**** Extracted entries

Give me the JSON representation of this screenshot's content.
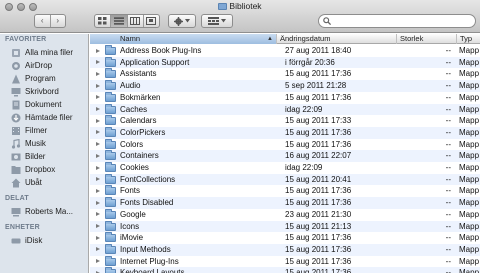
{
  "window": {
    "title": "Bibliotek",
    "back_label": "‹",
    "forward_label": "›"
  },
  "toolbar": {
    "views": [
      "icon-view",
      "list-view",
      "column-view",
      "coverflow-view"
    ],
    "active_view": 1,
    "search_value": ""
  },
  "sidebar": {
    "sections": [
      {
        "header": "FAVORITER",
        "items": [
          {
            "label": "Alla mina filer",
            "icon": "all-files-icon"
          },
          {
            "label": "AirDrop",
            "icon": "airdrop-icon"
          },
          {
            "label": "Program",
            "icon": "applications-icon"
          },
          {
            "label": "Skrivbord",
            "icon": "desktop-icon"
          },
          {
            "label": "Dokument",
            "icon": "documents-icon"
          },
          {
            "label": "Hämtade filer",
            "icon": "downloads-icon"
          },
          {
            "label": "Filmer",
            "icon": "movies-icon"
          },
          {
            "label": "Musik",
            "icon": "music-icon"
          },
          {
            "label": "Bilder",
            "icon": "pictures-icon"
          },
          {
            "label": "Dropbox",
            "icon": "dropbox-icon"
          },
          {
            "label": "Ubåt",
            "icon": "home-folder-icon"
          }
        ]
      },
      {
        "header": "DELAT",
        "items": [
          {
            "label": "Roberts Ma...",
            "icon": "computer-icon"
          }
        ]
      },
      {
        "header": "ENHETER",
        "items": [
          {
            "label": "iDisk",
            "icon": "idisk-icon"
          }
        ]
      }
    ]
  },
  "columns": {
    "name": "Namn",
    "date": "Ändringsdatum",
    "size": "Storlek",
    "kind": "Typ"
  },
  "files": [
    {
      "name": "Address Book Plug-Ins",
      "date": "27 aug 2011 18:40",
      "size": "--",
      "kind": "Mapp"
    },
    {
      "name": "Application Support",
      "date": "i förrgår 20:36",
      "size": "--",
      "kind": "Mapp"
    },
    {
      "name": "Assistants",
      "date": "15 aug 2011 17:36",
      "size": "--",
      "kind": "Mapp"
    },
    {
      "name": "Audio",
      "date": "5 sep 2011 21:28",
      "size": "--",
      "kind": "Mapp"
    },
    {
      "name": "Bokmärken",
      "date": "15 aug 2011 17:36",
      "size": "--",
      "kind": "Mapp"
    },
    {
      "name": "Caches",
      "date": "idag 22:09",
      "size": "--",
      "kind": "Mapp"
    },
    {
      "name": "Calendars",
      "date": "15 aug 2011 17:33",
      "size": "--",
      "kind": "Mapp"
    },
    {
      "name": "ColorPickers",
      "date": "15 aug 2011 17:36",
      "size": "--",
      "kind": "Mapp"
    },
    {
      "name": "Colors",
      "date": "15 aug 2011 17:36",
      "size": "--",
      "kind": "Mapp"
    },
    {
      "name": "Containers",
      "date": "16 aug 2011 22:07",
      "size": "--",
      "kind": "Mapp"
    },
    {
      "name": "Cookies",
      "date": "idag 22:09",
      "size": "--",
      "kind": "Mapp"
    },
    {
      "name": "FontCollections",
      "date": "15 aug 2011 20:41",
      "size": "--",
      "kind": "Mapp"
    },
    {
      "name": "Fonts",
      "date": "15 aug 2011 17:36",
      "size": "--",
      "kind": "Mapp"
    },
    {
      "name": "Fonts Disabled",
      "date": "15 aug 2011 17:36",
      "size": "--",
      "kind": "Mapp"
    },
    {
      "name": "Google",
      "date": "23 aug 2011 21:30",
      "size": "--",
      "kind": "Mapp"
    },
    {
      "name": "Icons",
      "date": "15 aug 2011 21:13",
      "size": "--",
      "kind": "Mapp"
    },
    {
      "name": "iMovie",
      "date": "15 aug 2011 17:36",
      "size": "--",
      "kind": "Mapp"
    },
    {
      "name": "Input Methods",
      "date": "15 aug 2011 17:36",
      "size": "--",
      "kind": "Mapp"
    },
    {
      "name": "Internet Plug-Ins",
      "date": "15 aug 2011 17:36",
      "size": "--",
      "kind": "Mapp"
    },
    {
      "name": "Keyboard Layouts",
      "date": "15 aug 2011 17:36",
      "size": "--",
      "kind": "Mapp"
    }
  ]
}
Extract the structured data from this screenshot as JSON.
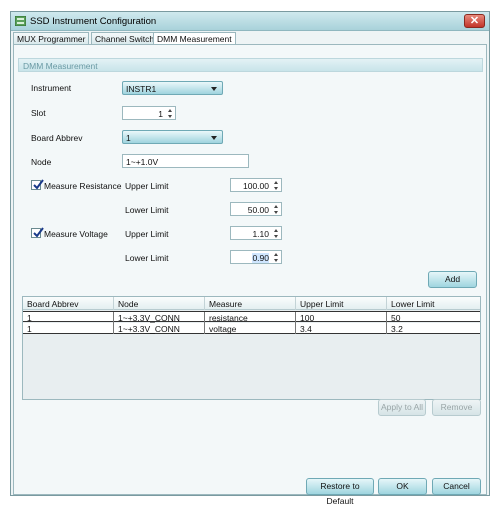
{
  "window": {
    "title": "SSD Instrument Configuration",
    "close_label": "✕"
  },
  "tabs": [
    {
      "label": "MUX Programmer",
      "active": false
    },
    {
      "label": "Channel Switch",
      "active": false
    },
    {
      "label": "DMM Measurement",
      "active": true
    }
  ],
  "group": {
    "title": "DMM Measurement"
  },
  "form": {
    "instrument": {
      "label": "Instrument",
      "value": "INSTR1"
    },
    "slot": {
      "label": "Slot",
      "value": "1"
    },
    "board_abbrev": {
      "label": "Board Abbrev",
      "value": "1"
    },
    "node": {
      "label": "Node",
      "value": "1~+1.0V"
    },
    "measure_resistance": {
      "label": "Measure Resistance",
      "checked": true,
      "upper_label": "Upper Limit",
      "upper_value": "100.00",
      "lower_label": "Lower Limit",
      "lower_value": "50.00"
    },
    "measure_voltage": {
      "label": "Measure Voltage",
      "checked": true,
      "upper_label": "Upper Limit",
      "upper_value": "1.10",
      "lower_label": "Lower Limit",
      "lower_value": "0.90"
    },
    "add_label": "Add"
  },
  "table": {
    "columns": [
      "Board Abbrev",
      "Node",
      "Measure",
      "Upper Limit",
      "Lower Limit"
    ],
    "rows": [
      [
        "1",
        "1~+3.3V_CONN",
        "resistance",
        "100",
        "50"
      ],
      [
        "1",
        "1~+3.3V_CONN",
        "voltage",
        "3.4",
        "3.2"
      ]
    ]
  },
  "actions": {
    "apply_to_all": "Apply to All",
    "remove": "Remove",
    "restore_defaults": "Restore to Default",
    "ok": "OK",
    "cancel": "Cancel"
  },
  "colors": {
    "accent": "#9fd3de",
    "title_bar": "#a9d2da",
    "close": "#c2352a"
  }
}
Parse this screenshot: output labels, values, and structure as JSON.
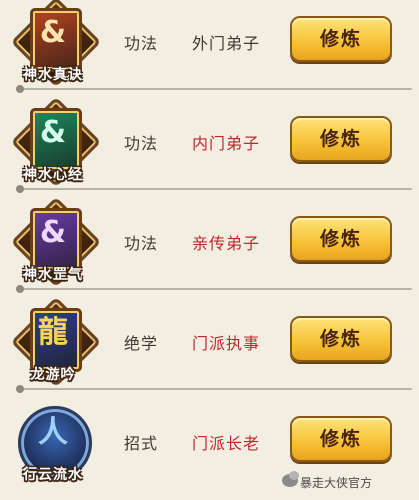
{
  "rows": [
    {
      "icon_name": "神水真诀",
      "glyph": "&",
      "type": "功法",
      "requirement": "外门弟子",
      "req_color": "#3f3a33",
      "button": "修炼",
      "icon_shape": "diamond",
      "bg": "#b4431e",
      "frame": "#f0c260",
      "glyph_color": "#fbe6b0"
    },
    {
      "icon_name": "神水心经",
      "glyph": "&",
      "type": "功法",
      "requirement": "内门弟子",
      "req_color": "#c0272d",
      "button": "修炼",
      "icon_shape": "diamond",
      "bg": "#1b8a5c",
      "frame": "#f0c260",
      "glyph_color": "#d6ffe8"
    },
    {
      "icon_name": "神水罡气",
      "glyph": "&",
      "type": "功法",
      "requirement": "亲传弟子",
      "req_color": "#c0272d",
      "button": "修炼",
      "icon_shape": "diamond",
      "bg": "#6b3aa8",
      "frame": "#f0c260",
      "glyph_color": "#efd8ff"
    },
    {
      "icon_name": "龙游吟",
      "glyph": "龍",
      "type": "绝学",
      "requirement": "门派执事",
      "req_color": "#c0272d",
      "button": "修炼",
      "icon_shape": "diamond",
      "bg": "#2f3e8c",
      "frame": "#f0c260",
      "glyph_color": "#f7d35a"
    },
    {
      "icon_name": "行云流水",
      "glyph": "人",
      "type": "招式",
      "requirement": "门派长老",
      "req_color": "#c0272d",
      "button": "修炼",
      "icon_shape": "circle",
      "bg": "#1c2b55",
      "frame": "#7fa9d9",
      "glyph_color": "#9ed0ff"
    }
  ],
  "watermark": "暴走大侠官方"
}
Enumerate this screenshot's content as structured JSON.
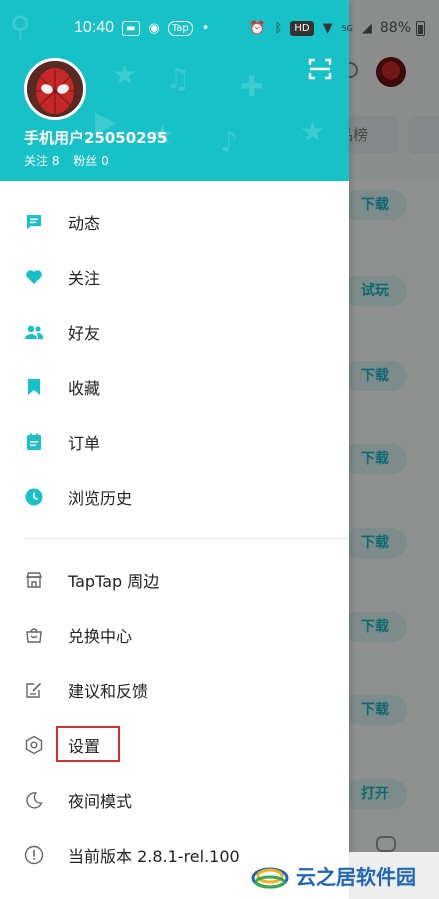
{
  "status_bar": {
    "time": "10:40",
    "app_label": "Tap",
    "network_badge": "HD",
    "signal_label": "5G",
    "battery": "88%"
  },
  "profile": {
    "username": "手机用户25050295",
    "following_label": "关注 8",
    "followers_label": "粉丝 0"
  },
  "menu_primary": [
    {
      "label": "动态",
      "icon": "feed-icon"
    },
    {
      "label": "关注",
      "icon": "heart-icon"
    },
    {
      "label": "好友",
      "icon": "friends-icon"
    },
    {
      "label": "收藏",
      "icon": "bookmark-icon"
    },
    {
      "label": "订单",
      "icon": "order-icon"
    },
    {
      "label": "浏览历史",
      "icon": "clock-icon"
    }
  ],
  "menu_secondary": [
    {
      "label": "TapTap 周边",
      "icon": "store-icon"
    },
    {
      "label": "兑换中心",
      "icon": "gift-bag-icon"
    },
    {
      "label": "建议和反馈",
      "icon": "feedback-icon"
    },
    {
      "label": "设置",
      "icon": "settings-icon"
    },
    {
      "label": "夜间模式",
      "icon": "moon-icon"
    },
    {
      "label": "当前版本 2.8.1-rel.100",
      "icon": "info-icon"
    }
  ],
  "background": {
    "tab_chip": "品榜",
    "buttons": [
      "下载",
      "试玩",
      "下载",
      "下载",
      "下载",
      "下载",
      "下载",
      "打开"
    ]
  },
  "watermark": {
    "text": "云之居软件园"
  },
  "colors": {
    "accent": "#16c1c8",
    "highlight_box": "#d32f2f"
  }
}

********

• **Problem to solve**
Each line in the listing above either holds the string "requirement" or does not; state how many do, giving the number only.

• **Task response**
5